■ OBJECTIVE
From the entries below, tally how many lines contain "الخريطة" and report only that figure.

DATA ENTRIES start

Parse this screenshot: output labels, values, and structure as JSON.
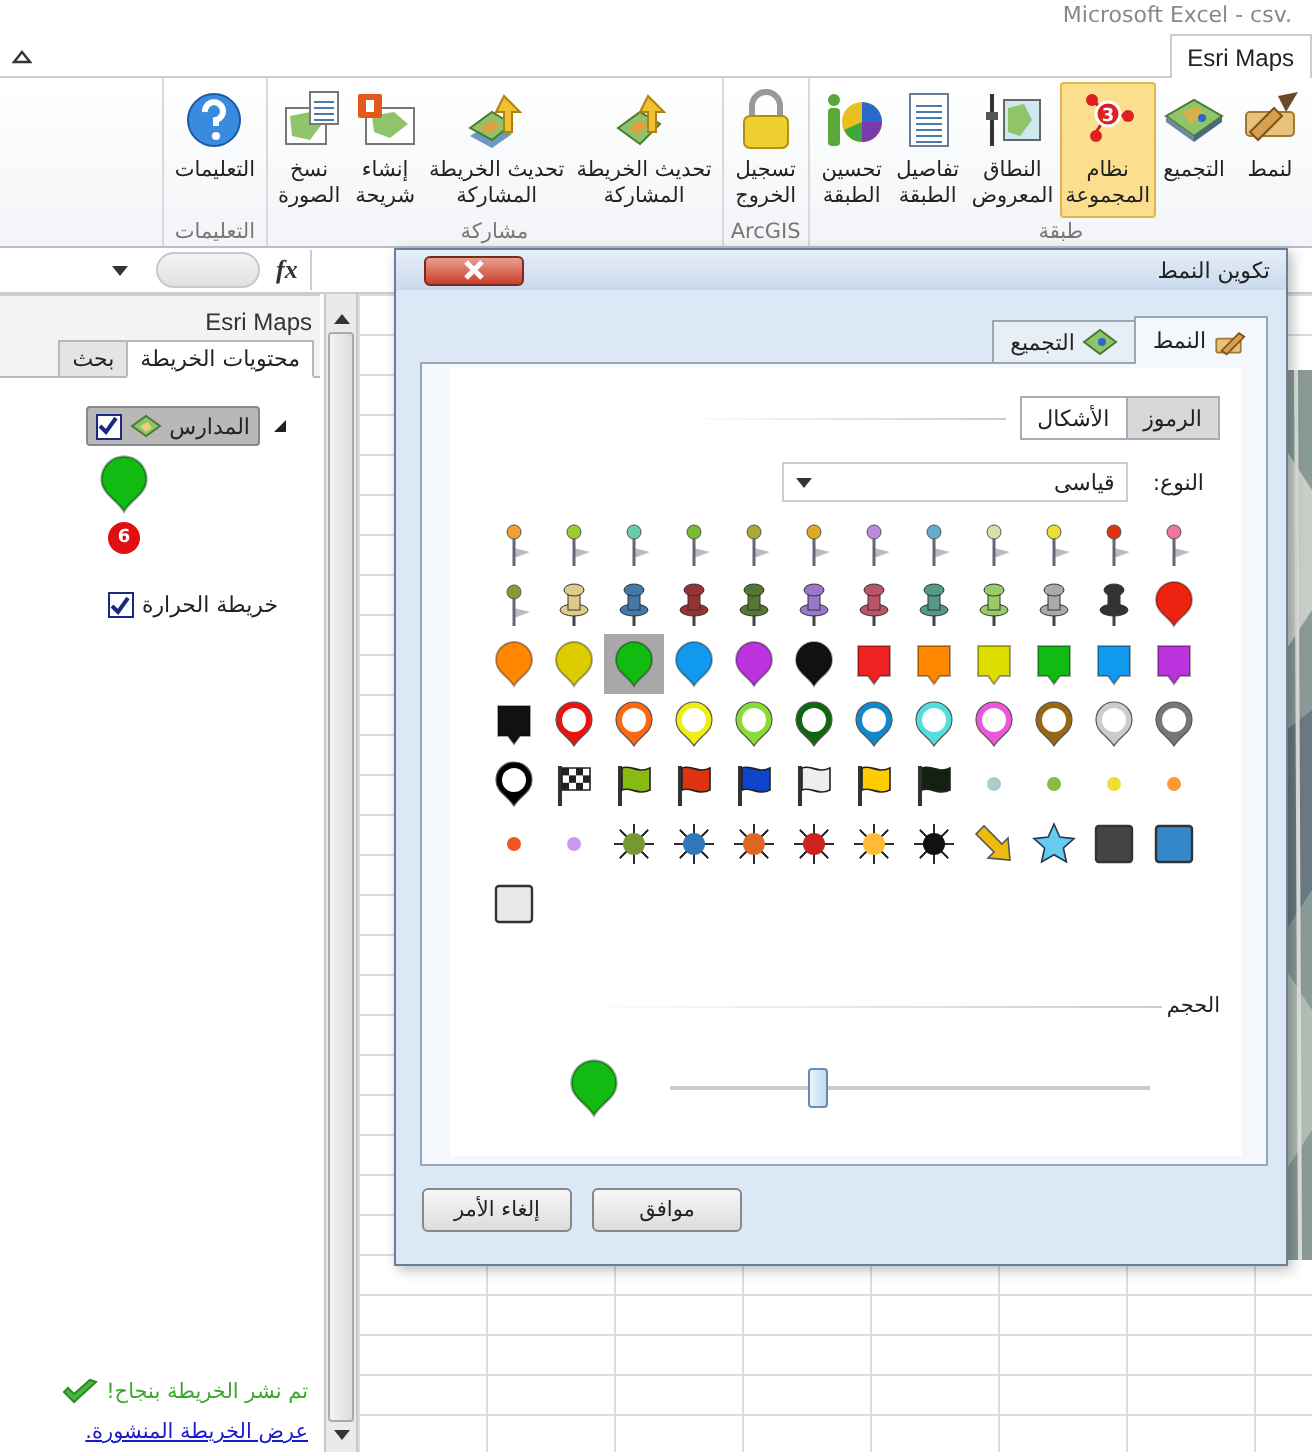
{
  "window": {
    "title": "Microsoft Excel - csv."
  },
  "ribbon_tabs": [
    {
      "label": "Esri Maps",
      "selected": true
    }
  ],
  "ribbon": {
    "groups": [
      {
        "label": "طبقة",
        "buttons": [
          {
            "lines": [
              "لنمط"
            ],
            "kind": "brush",
            "selected": false
          },
          {
            "lines": [
              "التجميع"
            ],
            "kind": "map",
            "selected": false
          },
          {
            "lines": [
              "نظام",
              "المجموعة"
            ],
            "kind": "cluster",
            "badge": "3",
            "selected": true
          },
          {
            "lines": [
              "النطاق",
              "المعروض"
            ],
            "kind": "extent",
            "selected": false
          },
          {
            "lines": [
              "تفاصيل",
              "الطبقة"
            ],
            "kind": "details",
            "selected": false
          },
          {
            "lines": [
              "تحسين",
              "الطبقة"
            ],
            "kind": "enhance",
            "selected": false
          }
        ]
      },
      {
        "label": "ArcGIS",
        "buttons": [
          {
            "lines": [
              "تسجيل",
              "الخروج"
            ],
            "kind": "signout",
            "selected": false
          }
        ]
      },
      {
        "label": "مشاركة",
        "buttons": [
          {
            "lines": [
              "تحديث الخريطة",
              "المشاركة"
            ],
            "kind": "share",
            "selected": false
          },
          {
            "lines": [
              "تحديث الخريطة",
              "المشاركة"
            ],
            "kind": "share-stack",
            "selected": false
          },
          {
            "lines": [
              "إنشاء",
              "شريحة"
            ],
            "kind": "slide",
            "selected": false
          },
          {
            "lines": [
              "نسخ",
              "الصورة"
            ],
            "kind": "copy",
            "selected": false
          }
        ]
      },
      {
        "label": "التعليمات",
        "buttons": [
          {
            "lines": [
              "التعليمات"
            ],
            "kind": "help",
            "selected": false
          }
        ]
      }
    ]
  },
  "formula_bar": {
    "function_label": "fx"
  },
  "pane": {
    "title": "Esri Maps",
    "tabs": [
      {
        "label": "محتويات الخريطة",
        "selected": true
      },
      {
        "label": "بحث",
        "selected": false
      }
    ],
    "layers": [
      {
        "kind": "cluster",
        "name": "المدارس",
        "checked": true,
        "expanded": true,
        "selected": true,
        "count": "6"
      },
      {
        "kind": "heatmap",
        "name": "خريطة الحرارة",
        "checked": true,
        "selected": false
      }
    ],
    "status": "تم نشر الخريطة بنجاح!",
    "link": "عرض الخريطة المنشورة."
  },
  "dialog": {
    "title": "تكوين النمط",
    "tabs": [
      {
        "label": "النمط",
        "kind": "style",
        "selected": true
      },
      {
        "label": "التجميع",
        "kind": "cluster",
        "selected": false
      }
    ],
    "modes": [
      {
        "label": "الرموز",
        "selected": true
      },
      {
        "label": "الأشكال",
        "selected": false
      }
    ],
    "type_label": "النوع:",
    "type_value": "قياسى",
    "symbols": [
      {
        "kind": "pin",
        "color": "#f0a030",
        "selected": false
      },
      {
        "kind": "pin",
        "color": "#9acd32",
        "selected": false
      },
      {
        "kind": "pin",
        "color": "#66ccaa",
        "selected": false
      },
      {
        "kind": "pin",
        "color": "#77bb33",
        "selected": false
      },
      {
        "kind": "pin",
        "color": "#aaaa33",
        "selected": false
      },
      {
        "kind": "pin",
        "color": "#ddaa22",
        "selected": false
      },
      {
        "kind": "pin",
        "color": "#bb88dd",
        "selected": false
      },
      {
        "kind": "pin",
        "color": "#66aacc",
        "selected": false
      },
      {
        "kind": "pin",
        "color": "#ddddaa",
        "selected": false
      },
      {
        "kind": "pin",
        "color": "#eedd33",
        "selected": false
      },
      {
        "kind": "pin",
        "color": "#dd3311",
        "selected": false
      },
      {
        "kind": "pin",
        "color": "#ee7799",
        "selected": false
      },
      {
        "kind": "pin",
        "color": "#889933",
        "selected": false
      },
      {
        "kind": "pushpin",
        "color": "#ddcc88",
        "selected": false
      },
      {
        "kind": "pushpin",
        "color": "#4477aa",
        "selected": false
      },
      {
        "kind": "pushpin",
        "color": "#993333",
        "selected": false
      },
      {
        "kind": "pushpin",
        "color": "#557733",
        "selected": false
      },
      {
        "kind": "pushpin",
        "color": "#9977cc",
        "selected": false
      },
      {
        "kind": "pushpin",
        "color": "#bb5566",
        "selected": false
      },
      {
        "kind": "pushpin",
        "color": "#559988",
        "selected": false
      },
      {
        "kind": "pushpin",
        "color": "#99cc66",
        "selected": false
      },
      {
        "kind": "pushpin",
        "color": "#aaaaaa",
        "selected": false
      },
      {
        "kind": "pushpin",
        "color": "#333333",
        "selected": false
      },
      {
        "kind": "balloon",
        "color": "#ee2211",
        "selected": false
      },
      {
        "kind": "balloon",
        "color": "#ff8800",
        "selected": false
      },
      {
        "kind": "balloon",
        "color": "#ddcc00",
        "selected": false
      },
      {
        "kind": "balloon",
        "color": "#11bb11",
        "selected": true
      },
      {
        "kind": "balloon",
        "color": "#1199ee",
        "selected": false
      },
      {
        "kind": "balloon",
        "color": "#bb33dd",
        "selected": false
      },
      {
        "kind": "balloon",
        "color": "#111111",
        "selected": false
      },
      {
        "kind": "callout",
        "color": "#ee2222",
        "selected": false
      },
      {
        "kind": "callout",
        "color": "#ff8800",
        "selected": false
      },
      {
        "kind": "callout",
        "color": "#dddd00",
        "selected": false
      },
      {
        "kind": "callout",
        "color": "#11bb11",
        "selected": false
      },
      {
        "kind": "callout",
        "color": "#1199ee",
        "selected": false
      },
      {
        "kind": "callout",
        "color": "#bb33dd",
        "selected": false
      },
      {
        "kind": "callout",
        "color": "#111111",
        "selected": false
      },
      {
        "kind": "ring",
        "color": "#ee1111",
        "selected": false
      },
      {
        "kind": "ring",
        "color": "#ff6611",
        "selected": false
      },
      {
        "kind": "ring",
        "color": "#eeee11",
        "selected": false
      },
      {
        "kind": "ring",
        "color": "#88dd33",
        "selected": false
      },
      {
        "kind": "ring",
        "color": "#116611",
        "selected": false
      },
      {
        "kind": "ring",
        "color": "#1188cc",
        "selected": false
      },
      {
        "kind": "ring",
        "color": "#55dddd",
        "selected": false
      },
      {
        "kind": "ring",
        "color": "#ee55dd",
        "selected": false
      },
      {
        "kind": "ring",
        "color": "#996611",
        "selected": false
      },
      {
        "kind": "ring",
        "color": "#cccccc",
        "selected": false
      },
      {
        "kind": "ring",
        "color": "#777777",
        "selected": false
      },
      {
        "kind": "ring",
        "color": "#000000",
        "selected": false
      },
      {
        "kind": "checkered-flag",
        "selected": false
      },
      {
        "kind": "flag",
        "color": "#88bb11",
        "selected": false
      },
      {
        "kind": "flag",
        "color": "#dd3311",
        "selected": false
      },
      {
        "kind": "flag",
        "color": "#1144cc",
        "selected": false
      },
      {
        "kind": "flag",
        "color": "#eeeeee",
        "selected": false
      },
      {
        "kind": "flag",
        "color": "#ffcc00",
        "selected": false
      },
      {
        "kind": "flag",
        "color": "#112211",
        "selected": false
      },
      {
        "kind": "dot",
        "color": "#aacccc",
        "selected": false
      },
      {
        "kind": "dot",
        "color": "#88bb44",
        "selected": false
      },
      {
        "kind": "dot",
        "color": "#eedd33",
        "selected": false
      },
      {
        "kind": "dot",
        "color": "#ff9933",
        "selected": false
      },
      {
        "kind": "dot",
        "color": "#ee5522",
        "selected": false
      },
      {
        "kind": "dot",
        "color": "#cc99ee",
        "selected": false
      },
      {
        "kind": "sun",
        "color": "#779933",
        "selected": false
      },
      {
        "kind": "sun",
        "color": "#3377bb",
        "selected": false
      },
      {
        "kind": "sun",
        "color": "#dd6622",
        "selected": false
      },
      {
        "kind": "sun",
        "color": "#cc2222",
        "selected": false
      },
      {
        "kind": "sun",
        "color": "#ffbb33",
        "selected": false
      },
      {
        "kind": "sun",
        "color": "#111111",
        "selected": false
      },
      {
        "kind": "arrow",
        "color": "#eebb11",
        "selected": false
      },
      {
        "kind": "star",
        "color": "#66ccee",
        "selected": false
      },
      {
        "kind": "square",
        "color": "#444444",
        "selected": false
      },
      {
        "kind": "square",
        "color": "#3388cc",
        "selected": false
      },
      {
        "kind": "square",
        "color": "#e8e8e8",
        "selected": false
      }
    ],
    "size_label": "الحجم",
    "size": {
      "level": 0.31
    },
    "buttons": [
      {
        "label": "موافق"
      },
      {
        "label": "إلغاء الأمر"
      }
    ]
  }
}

DATA ENTRIES end

■ SOLUTION FOR THIS PROBLEM
5